*DIRECTIVE:* Below is a block of records; reproduce all of them exactly and leave out any pictures.

*DATASET EXCERPTS:*
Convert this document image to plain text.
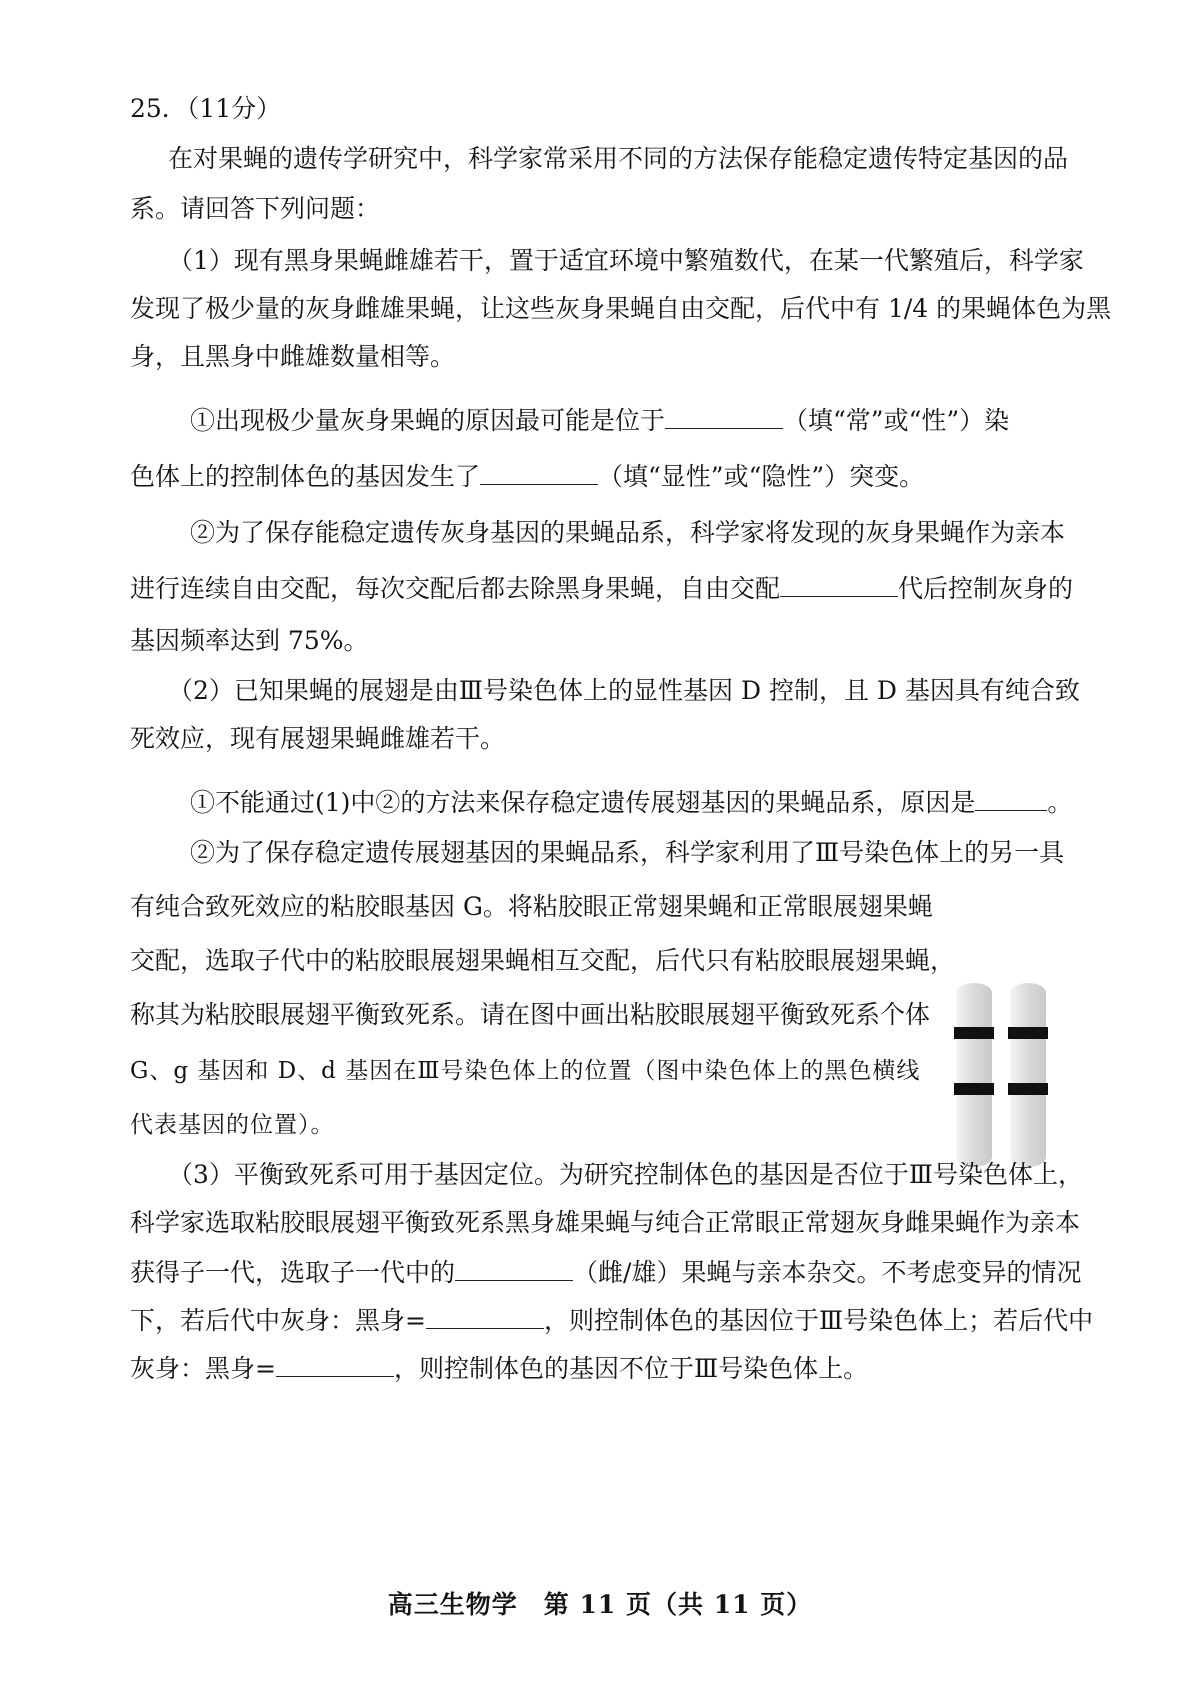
25．（11分）
在对果蝇的遗传学研究中，科学家常采用不同的方法保存能稳定遗传特定基因的品
系。请回答下列问题：
（1）现有黑身果蝇雌雄若干，置于适宜环境中繁殖数代，在某一代繁殖后，科学家
发现了极少量的灰身雌雄果蝇，让这些灰身果蝇自由交配，后代中有 1/4 的果蝇体色为黑
身，且黑身中雌雄数量相等。
①出现极少量灰身果蝇的原因最可能是位于	（填“常”或“性”）染
色体上的控制体色的基因发生了	（填“显性”或“隐性”）突变。
②为了保存能稳定遗传灰身基因的果蝇品系，科学家将发现的灰身果蝇作为亲本
进行连续自由交配，每次交配后都去除黑身果蝇，自由交配	代后控制灰身的
基因频率达到 75%。
（2）已知果蝇的展翅是由Ⅲ号染色体上的显性基因 D 控制，且 D 基因具有纯合致
死效应，现有展翅果蝇雌雄若干。
①不能通过(1)中②的方法来保存稳定遗传展翅基因的果蝇品系，原因是	。
②为了保存稳定遗传展翅基因的果蝇品系，科学家利用了Ⅲ号染色体上的另一具
有纯合致死效应的粘胶眼基因 G。将粘胶眼正常翅果蝇和正常眼展翅果蝇
交配，选取子代中的粘胶眼展翅果蝇相互交配，后代只有粘胶眼展翅果蝇，
称其为粘胶眼展翅平衡致死系。请在图中画出粘胶眼展翅平衡致死系个体
G、g 基因和 D、d 基因在Ⅲ号染色体上的位置（图中染色体上的黑色横线
代表基因的位置）。
（3）平衡致死系可用于基因定位。为研究控制体色的基因是否位于Ⅲ号染色体上，
科学家选取粘胶眼展翅平衡致死系黑身雄果蝇与纯合正常眼正常翅灰身雌果蝇作为亲本
获得子一代，选取子一代中的	（雌/雄）果蝇与亲本杂交。不考虑变异的情况
下，若后代中灰身：黑身=	，则控制体色的基因位于Ⅲ号染色体上；若后代中
灰身：黑身=	，则控制体色的基因不位于Ⅲ号染色体上。
高三生物学　第 11 页（共 11 页）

*CORRECT RESPONSE:*
Convert this document image to plain text.
25．（11分）
在对果蝇的遗传学研究中，科学家常采用不同的方法保存能稳定遗传特定基因的品
系。请回答下列问题：
（1）现有黑身果蝇雌雄若干，置于适宜环境中繁殖数代，在某一代繁殖后，科学家
发现了极少量的灰身雌雄果蝇，让这些灰身果蝇自由交配，后代中有 1/4 的果蝇体色为黑
身，且黑身中雌雄数量相等。
①出现极少量灰身果蝇的原因最可能是位于	（填“常”或“性”）染
色体上的控制体色的基因发生了	（填“显性”或“隐性”）突变。
②为了保存能稳定遗传灰身基因的果蝇品系，科学家将发现的灰身果蝇作为亲本
进行连续自由交配，每次交配后都去除黑身果蝇，自由交配	代后控制灰身的
基因频率达到 75%。
（2）已知果蝇的展翅是由Ⅲ号染色体上的显性基因 D 控制，且 D 基因具有纯合致
死效应，现有展翅果蝇雌雄若干。
①不能通过(1)中②的方法来保存稳定遗传展翅基因的果蝇品系，原因是	。
②为了保存稳定遗传展翅基因的果蝇品系，科学家利用了Ⅲ号染色体上的另一具
有纯合致死效应的粘胶眼基因 G。将粘胶眼正常翅果蝇和正常眼展翅果蝇
交配，选取子代中的粘胶眼展翅果蝇相互交配，后代只有粘胶眼展翅果蝇，
称其为粘胶眼展翅平衡致死系。请在图中画出粘胶眼展翅平衡致死系个体
G、g 基因和 D、d 基因在Ⅲ号染色体上的位置（图中染色体上的黑色横线
代表基因的位置）。
（3）平衡致死系可用于基因定位。为研究控制体色的基因是否位于Ⅲ号染色体上，
科学家选取粘胶眼展翅平衡致死系黑身雄果蝇与纯合正常眼正常翅灰身雌果蝇作为亲本
获得子一代，选取子一代中的	（雌/雄）果蝇与亲本杂交。不考虑变异的情况
下，若后代中灰身：黑身=	，则控制体色的基因位于Ⅲ号染色体上；若后代中
灰身：黑身=	，则控制体色的基因不位于Ⅲ号染色体上。
高三生物学　第 11 页（共 11 页）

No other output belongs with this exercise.